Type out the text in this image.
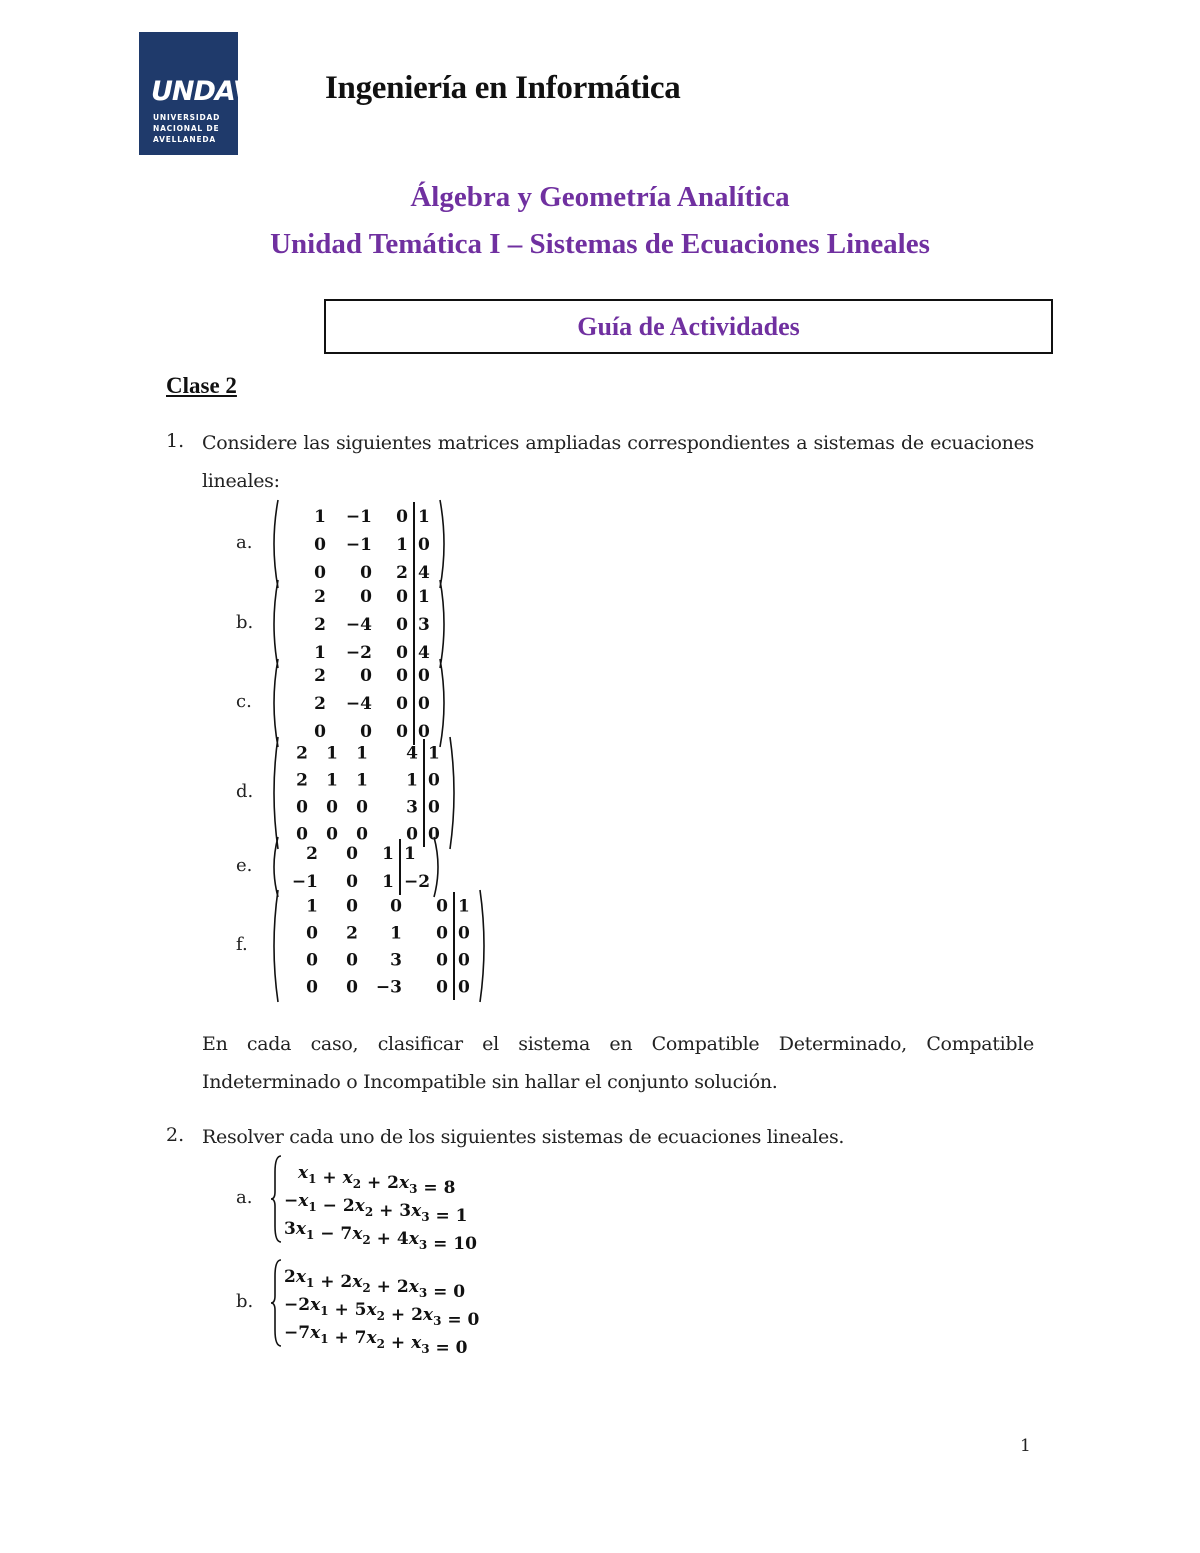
UNDAV
UNIVERSIDAD
NACIONAL DE
AVELLANEDA
Ingeniería en Informática
Álgebra y Geometría Analítica
Unidad Temática I – Sistemas de Ecuaciones Lineales
Guía de Actividades
Clase 2
1. Considere las siguientes matrices ampliadas correspondientes a sistemas de ecuaciones lineales:
a.
1 −1 0 1
0 −1 1 0
0 0 2 4
b.
2 0 0 1
2 −4 0 3
1 −2 0 4
c.
2 0 0 0
2 −4 0 0
0 0 0 0
d.
2 1 1 4 1
2 1 1 1 0
0 0 0 3 0
0 0 0 0 0
e.
2 0 1 1
−1 0 1 −2
f.
1 0 0 0 1
0 2 1 0 0
0 0 3 0 0
0 0 −3 0 0
En cada caso, clasificar el sistema en Compatible Determinado, Compatible Indeterminado o Incompatible sin hallar el conjunto solución.
2. Resolver cada uno de los siguientes sistemas de ecuaciones lineales.
a.
$x_1 + x_2 + 2x_3 = 8$
$-x_1 - 2x_2 + 3x_3 = 1$
$3x_1 - 7x_2 + 4x_3 = 10$
b.
$2x_1 + 2x_2 + 2x_3 = 0$
$-2x_1 + 5x_2 + 2x_3 = 0$
$-7x_1 + 7x_2 + x_3 = 0$
1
┄┄┄┄┄┄┄┄┄┄
Exercise aim - Collect each line holding the string "siguientes".

Reply -
1. Considere las siguientes matrices ampliadas correspondientes a sistemas de ecuaciones lineales:
2. Resolver cada uno de los siguientes sistemas de ecuaciones lineales.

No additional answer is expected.